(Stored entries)

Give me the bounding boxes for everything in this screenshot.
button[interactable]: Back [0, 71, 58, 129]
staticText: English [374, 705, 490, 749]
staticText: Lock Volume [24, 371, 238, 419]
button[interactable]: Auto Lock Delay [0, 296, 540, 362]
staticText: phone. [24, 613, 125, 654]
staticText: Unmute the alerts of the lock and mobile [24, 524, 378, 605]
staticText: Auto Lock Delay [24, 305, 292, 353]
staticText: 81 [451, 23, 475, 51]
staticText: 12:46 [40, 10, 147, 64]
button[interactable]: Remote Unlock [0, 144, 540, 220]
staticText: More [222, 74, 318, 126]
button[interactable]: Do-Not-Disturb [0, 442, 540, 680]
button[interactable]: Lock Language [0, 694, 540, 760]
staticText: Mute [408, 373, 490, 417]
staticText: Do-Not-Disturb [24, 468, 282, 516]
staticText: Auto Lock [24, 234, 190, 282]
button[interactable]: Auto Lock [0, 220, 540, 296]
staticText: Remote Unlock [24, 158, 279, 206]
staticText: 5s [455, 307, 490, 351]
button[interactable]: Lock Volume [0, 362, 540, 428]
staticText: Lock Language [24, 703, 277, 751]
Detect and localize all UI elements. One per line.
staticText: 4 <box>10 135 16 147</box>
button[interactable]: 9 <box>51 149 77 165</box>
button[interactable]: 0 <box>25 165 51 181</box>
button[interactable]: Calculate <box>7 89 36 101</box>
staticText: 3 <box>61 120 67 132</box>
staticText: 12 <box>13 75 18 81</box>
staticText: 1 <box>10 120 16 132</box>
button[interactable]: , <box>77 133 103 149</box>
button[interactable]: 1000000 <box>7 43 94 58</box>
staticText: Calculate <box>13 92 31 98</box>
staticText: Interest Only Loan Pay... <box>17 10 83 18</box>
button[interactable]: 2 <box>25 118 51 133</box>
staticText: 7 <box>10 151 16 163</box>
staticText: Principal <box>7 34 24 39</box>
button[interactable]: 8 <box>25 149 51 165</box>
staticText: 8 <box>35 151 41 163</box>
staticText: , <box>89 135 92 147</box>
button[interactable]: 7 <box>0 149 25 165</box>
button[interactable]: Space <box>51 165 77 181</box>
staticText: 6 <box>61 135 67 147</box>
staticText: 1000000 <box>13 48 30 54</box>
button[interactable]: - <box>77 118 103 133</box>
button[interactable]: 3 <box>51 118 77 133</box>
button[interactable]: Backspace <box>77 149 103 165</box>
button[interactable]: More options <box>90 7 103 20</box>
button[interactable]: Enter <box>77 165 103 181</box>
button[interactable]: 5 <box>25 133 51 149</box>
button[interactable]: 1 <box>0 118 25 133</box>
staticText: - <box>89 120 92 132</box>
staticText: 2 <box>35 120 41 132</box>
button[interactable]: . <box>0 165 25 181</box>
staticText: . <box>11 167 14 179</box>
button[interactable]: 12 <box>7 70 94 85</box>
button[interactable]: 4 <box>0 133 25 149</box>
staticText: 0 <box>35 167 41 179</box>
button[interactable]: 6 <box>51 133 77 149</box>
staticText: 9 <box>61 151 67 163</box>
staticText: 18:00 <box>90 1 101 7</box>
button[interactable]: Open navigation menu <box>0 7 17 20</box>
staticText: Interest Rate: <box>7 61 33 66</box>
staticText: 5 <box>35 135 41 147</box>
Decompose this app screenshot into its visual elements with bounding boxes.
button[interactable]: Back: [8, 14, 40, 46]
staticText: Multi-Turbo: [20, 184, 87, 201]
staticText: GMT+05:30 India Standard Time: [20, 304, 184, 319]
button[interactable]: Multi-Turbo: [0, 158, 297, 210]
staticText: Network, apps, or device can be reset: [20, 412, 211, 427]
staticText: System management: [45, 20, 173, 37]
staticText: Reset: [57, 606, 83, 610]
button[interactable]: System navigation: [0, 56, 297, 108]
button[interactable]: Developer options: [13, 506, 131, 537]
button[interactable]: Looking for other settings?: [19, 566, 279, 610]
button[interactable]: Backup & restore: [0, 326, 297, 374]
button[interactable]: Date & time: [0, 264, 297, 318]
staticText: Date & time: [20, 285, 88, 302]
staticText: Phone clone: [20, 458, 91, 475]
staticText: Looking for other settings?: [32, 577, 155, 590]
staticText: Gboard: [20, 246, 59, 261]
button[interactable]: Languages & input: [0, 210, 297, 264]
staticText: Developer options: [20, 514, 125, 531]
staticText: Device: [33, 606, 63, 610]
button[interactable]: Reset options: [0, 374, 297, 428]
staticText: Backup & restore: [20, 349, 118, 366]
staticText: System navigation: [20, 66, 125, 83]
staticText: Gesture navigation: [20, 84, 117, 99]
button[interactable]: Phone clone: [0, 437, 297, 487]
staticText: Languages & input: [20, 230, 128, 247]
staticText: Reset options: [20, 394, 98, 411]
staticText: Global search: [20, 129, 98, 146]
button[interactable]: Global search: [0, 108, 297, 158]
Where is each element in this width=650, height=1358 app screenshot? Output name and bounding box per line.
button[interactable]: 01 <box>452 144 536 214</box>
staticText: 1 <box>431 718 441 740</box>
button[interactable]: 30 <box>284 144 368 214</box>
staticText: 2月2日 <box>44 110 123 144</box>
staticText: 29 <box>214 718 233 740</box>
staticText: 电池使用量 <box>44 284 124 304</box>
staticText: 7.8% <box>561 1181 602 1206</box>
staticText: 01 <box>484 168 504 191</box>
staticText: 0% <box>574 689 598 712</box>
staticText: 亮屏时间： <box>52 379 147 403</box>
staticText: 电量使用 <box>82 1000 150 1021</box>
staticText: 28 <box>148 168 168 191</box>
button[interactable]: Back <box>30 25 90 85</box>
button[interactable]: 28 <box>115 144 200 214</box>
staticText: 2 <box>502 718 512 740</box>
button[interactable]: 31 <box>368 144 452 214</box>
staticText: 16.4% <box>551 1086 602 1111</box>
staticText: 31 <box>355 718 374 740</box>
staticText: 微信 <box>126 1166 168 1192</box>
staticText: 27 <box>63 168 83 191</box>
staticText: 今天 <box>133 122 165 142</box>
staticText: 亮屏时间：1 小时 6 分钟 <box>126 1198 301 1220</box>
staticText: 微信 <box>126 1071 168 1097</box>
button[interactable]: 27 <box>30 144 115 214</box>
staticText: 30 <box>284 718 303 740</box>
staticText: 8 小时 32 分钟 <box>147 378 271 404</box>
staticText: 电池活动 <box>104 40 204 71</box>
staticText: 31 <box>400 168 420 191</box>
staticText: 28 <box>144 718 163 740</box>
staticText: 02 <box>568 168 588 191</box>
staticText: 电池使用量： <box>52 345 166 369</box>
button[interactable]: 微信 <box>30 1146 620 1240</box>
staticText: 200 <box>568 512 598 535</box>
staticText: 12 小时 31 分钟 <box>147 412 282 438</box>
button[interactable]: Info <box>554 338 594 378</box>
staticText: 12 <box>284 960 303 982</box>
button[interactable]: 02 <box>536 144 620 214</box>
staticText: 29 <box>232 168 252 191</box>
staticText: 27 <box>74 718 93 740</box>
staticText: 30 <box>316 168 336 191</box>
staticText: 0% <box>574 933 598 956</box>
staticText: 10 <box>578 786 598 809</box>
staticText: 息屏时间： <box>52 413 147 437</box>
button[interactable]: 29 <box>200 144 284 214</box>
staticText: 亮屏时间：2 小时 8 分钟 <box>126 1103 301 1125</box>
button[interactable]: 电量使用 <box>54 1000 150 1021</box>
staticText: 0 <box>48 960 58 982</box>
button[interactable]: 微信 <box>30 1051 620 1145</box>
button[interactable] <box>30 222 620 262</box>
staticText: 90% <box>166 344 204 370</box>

### REQUIREMENTS:
Please reproduce every one of the items above line for line, without changing a single character.

### WORKED SOLUTION:
Give me the bounding boxes for everything in this screenshot.
button[interactable]: Back [0, 71, 58, 129]
staticText: English [374, 705, 490, 749]
staticText: Lock Volume [24, 371, 238, 419]
button[interactable]: Auto Lock Delay [0, 296, 540, 362]
staticText: phone. [24, 613, 125, 654]
staticText: Unmute the alerts of the lock and mobile [24, 524, 378, 605]
staticText: Auto Lock Delay [24, 305, 292, 353]
staticText: 81 [451, 23, 475, 51]
staticText: 12:46 [40, 10, 147, 64]
button[interactable]: Remote Unlock [0, 144, 540, 220]
staticText: More [222, 74, 318, 126]
button[interactable]: Do-Not-Disturb [0, 442, 540, 680]
button[interactable]: Lock Language [0, 694, 540, 760]
staticText: Mute [408, 373, 490, 417]
staticText: Do-Not-Disturb [24, 468, 282, 516]
staticText: Auto Lock [24, 234, 190, 282]
button[interactable]: Auto Lock [0, 220, 540, 296]
staticText: Remote Unlock [24, 158, 279, 206]
staticText: 5s [455, 307, 490, 351]
button[interactable]: Lock Volume [0, 362, 540, 428]
staticText: Lock Language [24, 703, 277, 751]
Detect and localize all UI elements. One per line.
staticText: 4 <box>10 135 16 147</box>
button[interactable]: 9 <box>51 149 77 165</box>
button[interactable]: 0 <box>25 165 51 181</box>
button[interactable]: Calculate <box>7 89 36 101</box>
staticText: 3 <box>61 120 67 132</box>
staticText: 12 <box>13 75 18 81</box>
staticText: 1 <box>10 120 16 132</box>
button[interactable]: , <box>77 133 103 149</box>
button[interactable]: 1000000 <box>7 43 94 58</box>
staticText: Calculate <box>13 92 31 98</box>
staticText: Interest Only Loan Pay... <box>17 10 83 18</box>
button[interactable]: 2 <box>25 118 51 133</box>
staticText: 7 <box>10 151 16 163</box>
staticText: Principal <box>7 34 24 39</box>
button[interactable]: 8 <box>25 149 51 165</box>
staticText: 8 <box>35 151 41 163</box>
staticText: , <box>89 135 92 147</box>
button[interactable]: 7 <box>0 149 25 165</box>
button[interactable]: Space <box>51 165 77 181</box>
staticText: 6 <box>61 135 67 147</box>
staticText: 1000000 <box>13 48 30 54</box>
button[interactable]: - <box>77 118 103 133</box>
button[interactable]: 3 <box>51 118 77 133</box>
button[interactable]: Backspace <box>77 149 103 165</box>
button[interactable]: More options <box>90 7 103 20</box>
button[interactable]: Enter <box>77 165 103 181</box>
button[interactable]: 5 <box>25 133 51 149</box>
button[interactable]: 1 <box>0 118 25 133</box>
staticText: - <box>89 120 92 132</box>
staticText: 2 <box>35 120 41 132</box>
button[interactable]: . <box>0 165 25 181</box>
staticText: . <box>11 167 14 179</box>
button[interactable]: 12 <box>7 70 94 85</box>
button[interactable]: 4 <box>0 133 25 149</box>
staticText: 0 <box>35 167 41 179</box>
button[interactable]: 6 <box>51 133 77 149</box>
staticText: 9 <box>61 151 67 163</box>
staticText: 18:00 <box>90 1 101 7</box>
button[interactable]: Open navigation menu <box>0 7 17 20</box>
staticText: Interest Rate: <box>7 61 33 66</box>
staticText: 5 <box>35 135 41 147</box>
Decompose this app screenshot into its visual elements with bounding boxes.
button[interactable]: Back: [8, 14, 40, 46]
staticText: Multi-Turbo: [20, 184, 87, 201]
staticText: GMT+05:30 India Standard Time: [20, 304, 184, 319]
button[interactable]: Multi-Turbo: [0, 158, 297, 210]
staticText: Network, apps, or device can be reset: [20, 412, 211, 427]
staticText: System management: [45, 20, 173, 37]
staticText: Reset: [57, 606, 83, 610]
button[interactable]: System navigation: [0, 56, 297, 108]
button[interactable]: Developer options: [13, 506, 131, 537]
button[interactable]: Looking for other settings?: [19, 566, 279, 610]
button[interactable]: Backup & restore: [0, 326, 297, 374]
button[interactable]: Date & time: [0, 264, 297, 318]
staticText: Date & time: [20, 285, 88, 302]
staticText: Phone clone: [20, 458, 91, 475]
staticText: Looking for other settings?: [32, 577, 155, 590]
staticText: Gboard: [20, 246, 59, 261]
button[interactable]: Languages & input: [0, 210, 297, 264]
staticText: Developer options: [20, 514, 125, 531]
staticText: Device: [33, 606, 63, 610]
button[interactable]: Reset options: [0, 374, 297, 428]
staticText: Backup & restore: [20, 349, 118, 366]
staticText: System navigation: [20, 66, 125, 83]
staticText: Gesture navigation: [20, 84, 117, 99]
button[interactable]: Phone clone: [0, 437, 297, 487]
staticText: Languages & input: [20, 230, 128, 247]
staticText: Reset options: [20, 394, 98, 411]
staticText: Global search: [20, 129, 98, 146]
button[interactable]: Global search: [0, 108, 297, 158]
Where is each element in this width=650, height=1358 app screenshot? Output name and bounding box per line.
button[interactable]: 01 <box>452 144 536 214</box>
staticText: 1 <box>431 718 441 740</box>
button[interactable]: 30 <box>284 144 368 214</box>
staticText: 2月2日 <box>44 110 123 144</box>
staticText: 29 <box>214 718 233 740</box>
staticText: 电池使用量 <box>44 284 124 304</box>
staticText: 7.8% <box>561 1181 602 1206</box>
staticText: 01 <box>484 168 504 191</box>
staticText: 0% <box>574 689 598 712</box>
staticText: 亮屏时间： <box>52 379 147 403</box>
staticText: 电量使用 <box>82 1000 150 1021</box>
staticText: 28 <box>148 168 168 191</box>
button[interactable]: Back <box>30 25 90 85</box>
button[interactable]: 28 <box>115 144 200 214</box>
staticText: 2 <box>502 718 512 740</box>
button[interactable]: 31 <box>368 144 452 214</box>
staticText: 16.4% <box>551 1086 602 1111</box>
staticText: 31 <box>355 718 374 740</box>
staticText: 微信 <box>126 1166 168 1192</box>
staticText: 27 <box>63 168 83 191</box>
staticText: 今天 <box>133 122 165 142</box>
staticText: 亮屏时间：1 小时 6 分钟 <box>126 1198 301 1220</box>
staticText: 微信 <box>126 1071 168 1097</box>
button[interactable]: 27 <box>30 144 115 214</box>
staticText: 30 <box>284 718 303 740</box>
staticText: 8 小时 32 分钟 <box>147 378 271 404</box>
staticText: 电池活动 <box>104 40 204 71</box>
staticText: 31 <box>400 168 420 191</box>
staticText: 28 <box>144 718 163 740</box>
staticText: 02 <box>568 168 588 191</box>
staticText: 电池使用量： <box>52 345 166 369</box>
button[interactable]: 微信 <box>30 1146 620 1240</box>
staticText: 200 <box>568 512 598 535</box>
staticText: 12 小时 31 分钟 <box>147 412 282 438</box>
button[interactable]: Info <box>554 338 594 378</box>
staticText: 12 <box>284 960 303 982</box>
button[interactable]: 02 <box>536 144 620 214</box>
staticText: 29 <box>232 168 252 191</box>
staticText: 27 <box>74 718 93 740</box>
staticText: 30 <box>316 168 336 191</box>
staticText: 0% <box>574 933 598 956</box>
staticText: 10 <box>578 786 598 809</box>
staticText: 息屏时间： <box>52 413 147 437</box>
button[interactable]: 29 <box>200 144 284 214</box>
staticText: 亮屏时间：2 小时 8 分钟 <box>126 1103 301 1125</box>
button[interactable]: 电量使用 <box>54 1000 150 1021</box>
staticText: 0 <box>48 960 58 982</box>
button[interactable]: 微信 <box>30 1051 620 1145</box>
button[interactable] <box>30 222 620 262</box>
staticText: 90% <box>166 344 204 370</box>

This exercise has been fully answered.